EXERCISE TASK: Pick out every line of the records that contains the string "axis".

================================

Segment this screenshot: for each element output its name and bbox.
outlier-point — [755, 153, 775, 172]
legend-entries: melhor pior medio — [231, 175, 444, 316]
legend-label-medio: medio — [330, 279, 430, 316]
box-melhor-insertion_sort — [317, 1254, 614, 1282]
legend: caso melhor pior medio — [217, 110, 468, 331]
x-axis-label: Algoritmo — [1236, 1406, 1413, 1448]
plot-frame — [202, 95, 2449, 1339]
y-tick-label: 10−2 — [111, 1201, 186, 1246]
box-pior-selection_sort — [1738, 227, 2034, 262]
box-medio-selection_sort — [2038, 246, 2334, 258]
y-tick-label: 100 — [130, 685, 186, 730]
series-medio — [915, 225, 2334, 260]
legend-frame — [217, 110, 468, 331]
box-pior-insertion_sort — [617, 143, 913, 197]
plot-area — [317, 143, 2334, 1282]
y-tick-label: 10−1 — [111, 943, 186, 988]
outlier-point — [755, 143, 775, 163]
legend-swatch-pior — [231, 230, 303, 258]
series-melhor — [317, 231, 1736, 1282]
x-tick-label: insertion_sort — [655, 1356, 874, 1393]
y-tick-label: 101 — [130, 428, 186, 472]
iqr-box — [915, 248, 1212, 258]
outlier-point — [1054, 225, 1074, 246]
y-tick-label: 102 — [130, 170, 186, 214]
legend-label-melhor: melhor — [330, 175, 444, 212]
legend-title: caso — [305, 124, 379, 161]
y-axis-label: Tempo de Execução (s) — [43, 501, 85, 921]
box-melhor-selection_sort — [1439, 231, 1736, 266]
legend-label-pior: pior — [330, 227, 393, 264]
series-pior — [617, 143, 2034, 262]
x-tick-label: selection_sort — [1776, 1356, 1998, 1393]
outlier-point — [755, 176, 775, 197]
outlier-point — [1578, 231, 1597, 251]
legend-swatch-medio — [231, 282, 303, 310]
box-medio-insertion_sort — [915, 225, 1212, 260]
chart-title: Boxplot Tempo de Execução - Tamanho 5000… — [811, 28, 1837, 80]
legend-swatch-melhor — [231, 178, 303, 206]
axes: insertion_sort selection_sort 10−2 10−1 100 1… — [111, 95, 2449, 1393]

================================

OUTPUT OF THE EXERCISE:
x-axis-label: Algoritmo — [1236, 1406, 1413, 1448]
y-axis-label: Tempo de Execução (s) — [43, 501, 85, 921]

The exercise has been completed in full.